Figure dataset records
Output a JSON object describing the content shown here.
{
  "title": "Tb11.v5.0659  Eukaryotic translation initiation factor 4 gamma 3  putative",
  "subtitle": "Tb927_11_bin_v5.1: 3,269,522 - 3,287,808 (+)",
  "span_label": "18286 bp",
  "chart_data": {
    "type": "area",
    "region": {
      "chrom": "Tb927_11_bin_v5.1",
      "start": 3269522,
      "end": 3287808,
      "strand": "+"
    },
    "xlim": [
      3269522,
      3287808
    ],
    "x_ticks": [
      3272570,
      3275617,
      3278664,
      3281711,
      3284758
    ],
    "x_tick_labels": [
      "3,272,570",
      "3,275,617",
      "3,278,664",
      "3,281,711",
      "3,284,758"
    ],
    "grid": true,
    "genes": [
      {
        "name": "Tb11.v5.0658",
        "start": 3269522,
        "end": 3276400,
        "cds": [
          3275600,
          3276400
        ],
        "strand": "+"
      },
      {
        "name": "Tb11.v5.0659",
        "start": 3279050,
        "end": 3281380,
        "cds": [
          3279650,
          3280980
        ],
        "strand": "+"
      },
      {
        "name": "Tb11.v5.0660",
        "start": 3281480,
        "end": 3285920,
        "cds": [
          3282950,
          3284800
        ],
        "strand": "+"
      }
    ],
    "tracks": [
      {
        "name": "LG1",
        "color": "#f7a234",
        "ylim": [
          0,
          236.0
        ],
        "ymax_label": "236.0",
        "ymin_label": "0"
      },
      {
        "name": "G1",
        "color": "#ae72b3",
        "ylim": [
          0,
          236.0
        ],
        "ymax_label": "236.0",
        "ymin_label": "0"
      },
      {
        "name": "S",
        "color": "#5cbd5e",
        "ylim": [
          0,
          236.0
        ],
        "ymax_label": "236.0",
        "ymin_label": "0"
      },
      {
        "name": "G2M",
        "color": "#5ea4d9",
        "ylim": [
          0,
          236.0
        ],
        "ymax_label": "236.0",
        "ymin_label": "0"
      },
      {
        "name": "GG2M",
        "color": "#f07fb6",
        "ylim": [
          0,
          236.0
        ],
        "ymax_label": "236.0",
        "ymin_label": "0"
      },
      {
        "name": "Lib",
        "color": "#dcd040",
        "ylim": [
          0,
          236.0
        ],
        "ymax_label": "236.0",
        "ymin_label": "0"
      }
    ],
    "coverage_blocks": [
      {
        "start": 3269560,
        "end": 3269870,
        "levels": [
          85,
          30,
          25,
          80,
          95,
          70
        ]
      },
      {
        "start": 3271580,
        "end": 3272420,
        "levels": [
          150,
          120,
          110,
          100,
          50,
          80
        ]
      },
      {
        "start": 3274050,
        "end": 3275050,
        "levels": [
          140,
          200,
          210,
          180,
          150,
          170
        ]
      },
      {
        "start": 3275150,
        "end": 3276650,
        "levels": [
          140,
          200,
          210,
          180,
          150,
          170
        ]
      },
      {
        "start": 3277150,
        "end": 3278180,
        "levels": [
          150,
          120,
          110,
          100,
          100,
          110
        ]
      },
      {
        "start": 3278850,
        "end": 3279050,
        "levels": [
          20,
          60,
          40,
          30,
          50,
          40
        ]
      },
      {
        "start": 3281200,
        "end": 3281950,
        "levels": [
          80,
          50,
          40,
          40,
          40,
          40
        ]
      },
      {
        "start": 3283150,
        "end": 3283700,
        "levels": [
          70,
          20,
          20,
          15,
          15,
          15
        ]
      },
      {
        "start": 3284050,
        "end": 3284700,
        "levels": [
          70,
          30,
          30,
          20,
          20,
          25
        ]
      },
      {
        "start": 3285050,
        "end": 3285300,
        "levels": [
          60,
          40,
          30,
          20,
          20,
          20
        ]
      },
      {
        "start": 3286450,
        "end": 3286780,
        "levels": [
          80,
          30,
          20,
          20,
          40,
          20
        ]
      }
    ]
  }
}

> _What you need to do_: Wherever the string "color" is found in the entries, copy the line it sits in.

> _Finished exercise_:
        "color": "#f7a234",
        "color": "#ae72b3",
        "color": "#5cbd5e",
        "color": "#5ea4d9",
        "color": "#f07fb6",
        "color": "#dcd040",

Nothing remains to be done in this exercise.